_SHORT EXERCISE_.
Pull every line containing "PRIVADA" from the entries.

[Start of RECORDS SUPPLIED]

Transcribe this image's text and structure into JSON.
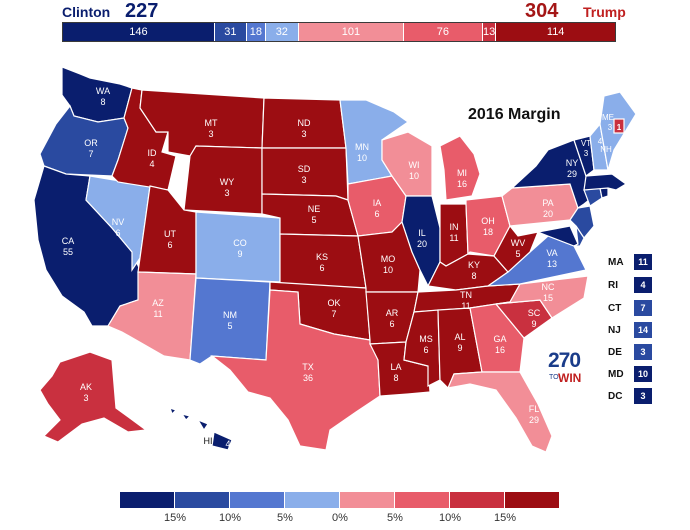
{
  "header": {
    "clinton_name": "Clinton",
    "clinton_total": "227",
    "trump_total": "304",
    "trump_name": "Trump"
  },
  "ev_bar": [
    {
      "label": "146",
      "color": "#0a1e6e",
      "votes": 146
    },
    {
      "label": "31",
      "color": "#2a4aa0",
      "votes": 31
    },
    {
      "label": "18",
      "color": "#5477d0",
      "votes": 18
    },
    {
      "label": "32",
      "color": "#8aaeea",
      "votes": 32
    },
    {
      "label": "101",
      "color": "#f28e97",
      "votes": 101
    },
    {
      "label": "76",
      "color": "#e85c6a",
      "votes": 76
    },
    {
      "label": "13",
      "color": "#c9303f",
      "votes": 13
    },
    {
      "label": "114",
      "color": "#9c0d12",
      "votes": 114
    }
  ],
  "map_title": "2016 Margin",
  "states": {
    "WA": {
      "abbr": "WA",
      "ev": "8"
    },
    "OR": {
      "abbr": "OR",
      "ev": "7"
    },
    "CA": {
      "abbr": "CA",
      "ev": "55"
    },
    "NV": {
      "abbr": "NV",
      "ev": "6"
    },
    "ID": {
      "abbr": "ID",
      "ev": "4"
    },
    "MT": {
      "abbr": "MT",
      "ev": "3"
    },
    "WY": {
      "abbr": "WY",
      "ev": "3"
    },
    "UT": {
      "abbr": "UT",
      "ev": "6"
    },
    "AZ": {
      "abbr": "AZ",
      "ev": "11"
    },
    "CO": {
      "abbr": "CO",
      "ev": "9"
    },
    "NM": {
      "abbr": "NM",
      "ev": "5"
    },
    "ND": {
      "abbr": "ND",
      "ev": "3"
    },
    "SD": {
      "abbr": "SD",
      "ev": "3"
    },
    "NE": {
      "abbr": "NE",
      "ev": "5"
    },
    "KS": {
      "abbr": "KS",
      "ev": "6"
    },
    "OK": {
      "abbr": "OK",
      "ev": "7"
    },
    "TX": {
      "abbr": "TX",
      "ev": "36"
    },
    "MN": {
      "abbr": "MN",
      "ev": "10"
    },
    "IA": {
      "abbr": "IA",
      "ev": "6"
    },
    "MO": {
      "abbr": "MO",
      "ev": "10"
    },
    "AR": {
      "abbr": "AR",
      "ev": "6"
    },
    "LA": {
      "abbr": "LA",
      "ev": "8"
    },
    "WI": {
      "abbr": "WI",
      "ev": "10"
    },
    "IL": {
      "abbr": "IL",
      "ev": "20"
    },
    "MI": {
      "abbr": "MI",
      "ev": "16"
    },
    "IN": {
      "abbr": "IN",
      "ev": "11"
    },
    "OH": {
      "abbr": "OH",
      "ev": "18"
    },
    "KY": {
      "abbr": "KY",
      "ev": "8"
    },
    "TN": {
      "abbr": "TN",
      "ev": "11"
    },
    "MS": {
      "abbr": "MS",
      "ev": "6"
    },
    "AL": {
      "abbr": "AL",
      "ev": "9"
    },
    "GA": {
      "abbr": "GA",
      "ev": "16"
    },
    "FL": {
      "abbr": "FL",
      "ev": "29"
    },
    "SC": {
      "abbr": "SC",
      "ev": "9"
    },
    "NC": {
      "abbr": "NC",
      "ev": "15"
    },
    "VA": {
      "abbr": "VA",
      "ev": "13"
    },
    "WV": {
      "abbr": "WV",
      "ev": "5"
    },
    "PA": {
      "abbr": "PA",
      "ev": "20"
    },
    "NY": {
      "abbr": "NY",
      "ev": "29"
    },
    "VT": {
      "abbr": "VT",
      "ev": "3"
    },
    "NH": {
      "abbr": "NH",
      "ev": "4"
    },
    "ME": {
      "abbr": "ME",
      "ev": "3",
      "ev2": "1"
    },
    "AK": {
      "abbr": "AK",
      "ev": "3"
    },
    "HI": {
      "abbr": "HI",
      "ev": "4"
    }
  },
  "small_states": [
    {
      "abbr": "MA",
      "ev": "11",
      "color": "#0a1e6e"
    },
    {
      "abbr": "RI",
      "ev": "4",
      "color": "#0a1e6e"
    },
    {
      "abbr": "CT",
      "ev": "7",
      "color": "#2a4aa0"
    },
    {
      "abbr": "NJ",
      "ev": "14",
      "color": "#2a4aa0"
    },
    {
      "abbr": "DE",
      "ev": "3",
      "color": "#2a4aa0"
    },
    {
      "abbr": "MD",
      "ev": "10",
      "color": "#0a1e6e"
    },
    {
      "abbr": "DC",
      "ev": "3",
      "color": "#0a1e6e"
    }
  ],
  "logo": {
    "num": "270",
    "to": "TO",
    "win": "WIN"
  },
  "legend": {
    "colors": [
      "#0a1e6e",
      "#2a4aa0",
      "#5477d0",
      "#8aaeea",
      "#f28e97",
      "#e85c6a",
      "#c9303f",
      "#9c0d12"
    ],
    "ticks": [
      "15%",
      "10%",
      "5%",
      "0%",
      "5%",
      "10%",
      "15%"
    ]
  }
}
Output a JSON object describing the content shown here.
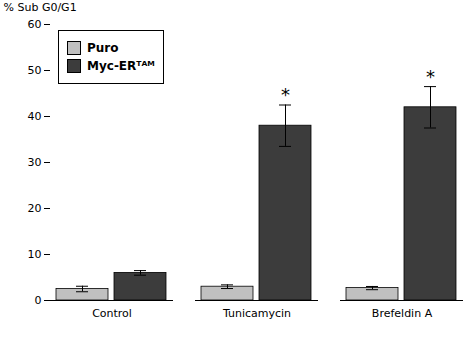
{
  "chart_data": {
    "type": "bar",
    "categories": [
      "Control",
      "Tunicamycin",
      "Brefeldin A"
    ],
    "series": [
      {
        "name": "Puro",
        "color": "#c0c0c0",
        "values": [
          2.5,
          3.0,
          2.7
        ],
        "errors": [
          0.6,
          0.4,
          0.35
        ]
      },
      {
        "name": "Myc-ERᵀᴬᴹ",
        "color": "#3c3c3c",
        "values": [
          6.0,
          38.0,
          42.0
        ],
        "errors": [
          0.5,
          4.5,
          4.5
        ],
        "annotations": [
          null,
          "*",
          "*"
        ]
      }
    ],
    "ylabel": "% Sub G0/G1",
    "ylim": [
      0,
      60
    ],
    "yticks": [
      0,
      10,
      20,
      30,
      40,
      50,
      60
    ],
    "grid": false,
    "legend": "upper left"
  }
}
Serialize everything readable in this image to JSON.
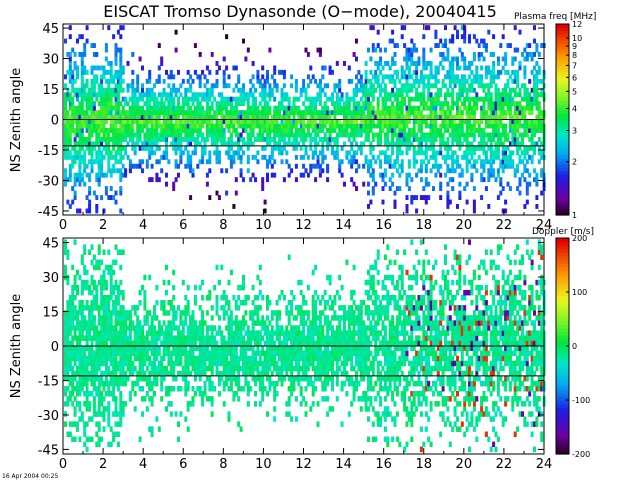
{
  "title": "EISCAT Tromso Dynasonde (O−mode),  20040415",
  "timestamp": "16 Apr 2004 00:25",
  "chart_data": [
    {
      "type": "heatmap",
      "panel": "top",
      "xlabel": "",
      "ylabel": "NS Zenith angle",
      "xlim": [
        0,
        24
      ],
      "ylim": [
        -47,
        47
      ],
      "xticks": [
        0,
        2,
        4,
        6,
        8,
        10,
        12,
        14,
        16,
        18,
        20,
        22,
        24
      ],
      "yticks": [
        -45,
        -30,
        -15,
        0,
        15,
        30,
        45
      ],
      "reference_lines": [
        0,
        -13
      ],
      "colorbar": {
        "label": "Plasma freq [MHz]",
        "scale": "log",
        "range": [
          1,
          12
        ],
        "ticks": [
          1,
          2,
          3,
          4,
          5,
          6,
          7,
          8,
          9,
          10,
          12
        ]
      }
    },
    {
      "type": "heatmap",
      "panel": "bottom",
      "xlabel": "",
      "ylabel": "NS Zenith angle",
      "xlim": [
        0,
        24
      ],
      "ylim": [
        -47,
        47
      ],
      "xticks": [
        0,
        2,
        4,
        6,
        8,
        10,
        12,
        14,
        16,
        18,
        20,
        22,
        24
      ],
      "yticks": [
        -45,
        -30,
        -15,
        0,
        15,
        30,
        45
      ],
      "reference_lines": [
        0,
        -13
      ],
      "colorbar": {
        "label": "Doppler [m/s]",
        "scale": "linear",
        "range": [
          -200,
          200
        ],
        "ticks": [
          -200,
          -100,
          0,
          100,
          200
        ]
      }
    }
  ]
}
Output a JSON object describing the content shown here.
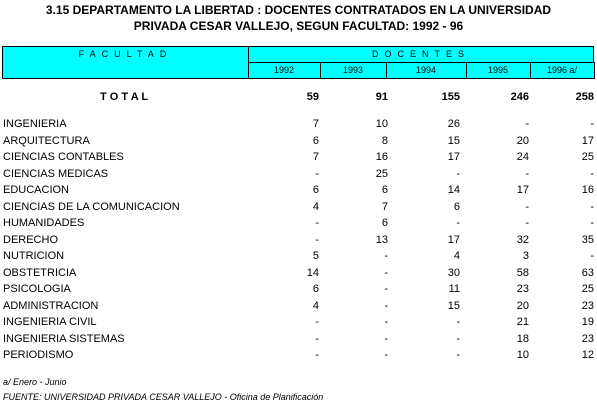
{
  "title": [
    "3.15  DEPARTAMENTO LA LIBERTAD : DOCENTES CONTRATADOS EN LA UNIVERSIDAD",
    "PRIVADA CESAR VALLEJO, SEGUN FACULTAD: 1992 - 96"
  ],
  "header": {
    "facultad": "FACULTAD",
    "docentes": "DOCENTES",
    "years": [
      "1992",
      "1993",
      "1994",
      "1995",
      "1996  a/"
    ]
  },
  "total": {
    "label": "T O T A L",
    "values": [
      59,
      91,
      155,
      246,
      258
    ]
  },
  "rows": [
    {
      "label": "INGENIERIA",
      "values": [
        7,
        10,
        26,
        "-",
        "-"
      ]
    },
    {
      "label": "ARQUITECTURA",
      "values": [
        6,
        8,
        15,
        20,
        17
      ]
    },
    {
      "label": "CIENCIAS CONTABLES",
      "values": [
        7,
        16,
        17,
        24,
        25
      ]
    },
    {
      "label": "CIENCIAS MEDICAS",
      "values": [
        "-",
        25,
        "-",
        "-",
        "-"
      ]
    },
    {
      "label": "EDUCACION",
      "values": [
        6,
        6,
        14,
        17,
        16
      ]
    },
    {
      "label": "CIENCIAS DE LA COMUNICACION",
      "values": [
        4,
        7,
        6,
        "-",
        "-"
      ]
    },
    {
      "label": "HUMANIDADES",
      "values": [
        "-",
        6,
        "-",
        "-",
        "-"
      ]
    },
    {
      "label": "DERECHO",
      "values": [
        "-",
        13,
        17,
        32,
        35
      ]
    },
    {
      "label": "NUTRICION",
      "values": [
        5,
        "-",
        4,
        3,
        "-"
      ]
    },
    {
      "label": "OBSTETRICIA",
      "values": [
        14,
        "-",
        30,
        58,
        63
      ]
    },
    {
      "label": "PSICOLOGIA",
      "values": [
        6,
        "-",
        11,
        23,
        25
      ]
    },
    {
      "label": "ADMINISTRACION",
      "values": [
        4,
        "-",
        15,
        20,
        23
      ]
    },
    {
      "label": "INGENIERIA CIVIL",
      "values": [
        "-",
        "-",
        "-",
        21,
        19
      ]
    },
    {
      "label": "INGENIERIA SISTEMAS",
      "values": [
        "-",
        "-",
        "-",
        18,
        23
      ]
    },
    {
      "label": "PERIODISMO",
      "values": [
        "-",
        "-",
        "-",
        10,
        12
      ]
    }
  ],
  "footnotes": [
    "a/ Enero - Junio",
    "FUENTE: UNIVERSIDAD PRIVADA CESAR VALLEJO - Oficina de Planificación"
  ]
}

[End of RECORDS SUPPLIED]

_TASK ANSWER_.
    "PRIVADA CESAR VALLEJO, SEGUN FACULTAD: 1992 - 96"
    "FUENTE: UNIVERSIDAD PRIVADA CESAR VALLEJO - Oficina de Planificación"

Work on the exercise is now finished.